_Work to complete_
Retype the records below word for word and omit any image.
# The data start
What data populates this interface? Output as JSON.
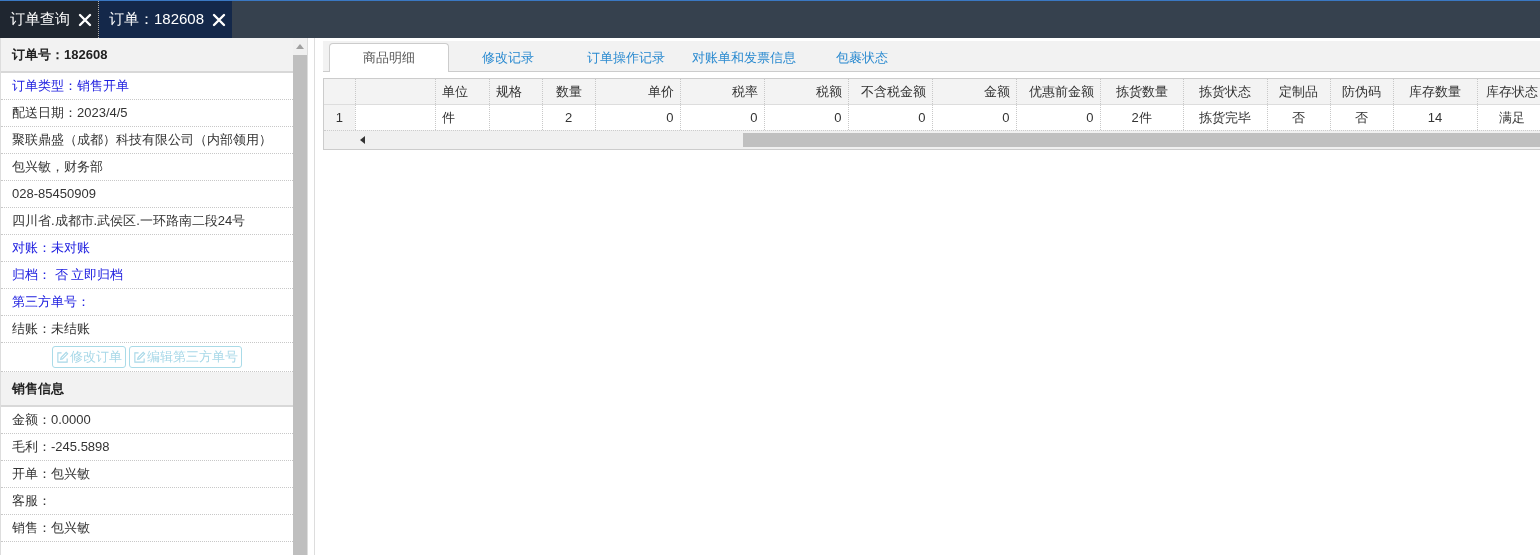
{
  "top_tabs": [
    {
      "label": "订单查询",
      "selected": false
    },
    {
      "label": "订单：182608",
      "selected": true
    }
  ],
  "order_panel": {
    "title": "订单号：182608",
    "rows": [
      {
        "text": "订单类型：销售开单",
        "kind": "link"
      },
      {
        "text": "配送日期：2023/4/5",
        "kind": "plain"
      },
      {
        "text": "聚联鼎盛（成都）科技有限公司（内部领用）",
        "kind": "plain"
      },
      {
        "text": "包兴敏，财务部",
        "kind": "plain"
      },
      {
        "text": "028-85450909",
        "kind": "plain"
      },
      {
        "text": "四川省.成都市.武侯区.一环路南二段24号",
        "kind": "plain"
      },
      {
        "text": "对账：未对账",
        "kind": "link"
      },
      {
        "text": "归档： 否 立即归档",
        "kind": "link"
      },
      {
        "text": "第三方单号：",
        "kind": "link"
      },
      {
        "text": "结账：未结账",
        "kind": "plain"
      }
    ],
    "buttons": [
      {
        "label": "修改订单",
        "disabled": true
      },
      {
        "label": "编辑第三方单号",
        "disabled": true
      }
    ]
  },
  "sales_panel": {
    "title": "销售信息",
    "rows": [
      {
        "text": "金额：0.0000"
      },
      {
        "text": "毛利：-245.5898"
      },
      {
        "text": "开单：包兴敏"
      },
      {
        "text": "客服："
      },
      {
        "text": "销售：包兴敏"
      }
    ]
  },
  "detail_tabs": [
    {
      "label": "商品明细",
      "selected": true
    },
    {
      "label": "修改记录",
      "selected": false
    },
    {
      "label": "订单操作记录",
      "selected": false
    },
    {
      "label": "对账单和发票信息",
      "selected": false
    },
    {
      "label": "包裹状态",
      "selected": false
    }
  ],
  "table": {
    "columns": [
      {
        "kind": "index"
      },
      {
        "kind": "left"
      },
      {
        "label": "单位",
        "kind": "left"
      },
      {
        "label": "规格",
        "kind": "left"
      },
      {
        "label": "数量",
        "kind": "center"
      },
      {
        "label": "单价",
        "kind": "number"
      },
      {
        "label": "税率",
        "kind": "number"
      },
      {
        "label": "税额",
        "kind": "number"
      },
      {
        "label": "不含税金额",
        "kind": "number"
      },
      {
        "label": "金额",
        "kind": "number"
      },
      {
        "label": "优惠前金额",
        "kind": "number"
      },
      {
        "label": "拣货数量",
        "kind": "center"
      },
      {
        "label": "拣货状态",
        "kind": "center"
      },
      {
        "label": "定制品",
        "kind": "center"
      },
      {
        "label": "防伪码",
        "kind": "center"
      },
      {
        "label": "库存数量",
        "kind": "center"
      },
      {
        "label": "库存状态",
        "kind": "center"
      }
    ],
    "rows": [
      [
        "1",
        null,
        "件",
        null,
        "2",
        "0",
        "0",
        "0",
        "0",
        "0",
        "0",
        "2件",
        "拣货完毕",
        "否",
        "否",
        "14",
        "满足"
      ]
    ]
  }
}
# The data end
_Response for this exercise_
What data populates this interface? Output as JSON.
{
  "top_tabs": [
    {
      "label": "订单查询",
      "selected": false
    },
    {
      "label": "订单：182608",
      "selected": true
    }
  ],
  "order_panel": {
    "title": "订单号：182608",
    "rows": [
      {
        "text": "订单类型：销售开单",
        "kind": "link"
      },
      {
        "text": "配送日期：2023/4/5",
        "kind": "plain"
      },
      {
        "text": "聚联鼎盛（成都）科技有限公司（内部领用）",
        "kind": "plain"
      },
      {
        "text": "包兴敏，财务部",
        "kind": "plain"
      },
      {
        "text": "028-85450909",
        "kind": "plain"
      },
      {
        "text": "四川省.成都市.武侯区.一环路南二段24号",
        "kind": "plain"
      },
      {
        "text": "对账：未对账",
        "kind": "link"
      },
      {
        "text": "归档： 否 立即归档",
        "kind": "link"
      },
      {
        "text": "第三方单号：",
        "kind": "link"
      },
      {
        "text": "结账：未结账",
        "kind": "plain"
      }
    ],
    "buttons": [
      {
        "label": "修改订单",
        "disabled": true
      },
      {
        "label": "编辑第三方单号",
        "disabled": true
      }
    ]
  },
  "sales_panel": {
    "title": "销售信息",
    "rows": [
      {
        "text": "金额：0.0000"
      },
      {
        "text": "毛利：-245.5898"
      },
      {
        "text": "开单：包兴敏"
      },
      {
        "text": "客服："
      },
      {
        "text": "销售：包兴敏"
      }
    ]
  },
  "detail_tabs": [
    {
      "label": "商品明细",
      "selected": true
    },
    {
      "label": "修改记录",
      "selected": false
    },
    {
      "label": "订单操作记录",
      "selected": false
    },
    {
      "label": "对账单和发票信息",
      "selected": false
    },
    {
      "label": "包裹状态",
      "selected": false
    }
  ],
  "table": {
    "columns": [
      {
        "kind": "index"
      },
      {
        "kind": "left"
      },
      {
        "label": "单位",
        "kind": "left"
      },
      {
        "label": "规格",
        "kind": "left"
      },
      {
        "label": "数量",
        "kind": "center"
      },
      {
        "label": "单价",
        "kind": "number"
      },
      {
        "label": "税率",
        "kind": "number"
      },
      {
        "label": "税额",
        "kind": "number"
      },
      {
        "label": "不含税金额",
        "kind": "number"
      },
      {
        "label": "金额",
        "kind": "number"
      },
      {
        "label": "优惠前金额",
        "kind": "number"
      },
      {
        "label": "拣货数量",
        "kind": "center"
      },
      {
        "label": "拣货状态",
        "kind": "center"
      },
      {
        "label": "定制品",
        "kind": "center"
      },
      {
        "label": "防伪码",
        "kind": "center"
      },
      {
        "label": "库存数量",
        "kind": "center"
      },
      {
        "label": "库存状态",
        "kind": "center"
      }
    ],
    "rows": [
      [
        "1",
        null,
        "件",
        null,
        "2",
        "0",
        "0",
        "0",
        "0",
        "0",
        "0",
        "2件",
        "拣货完毕",
        "否",
        "否",
        "14",
        "满足"
      ]
    ]
  }
}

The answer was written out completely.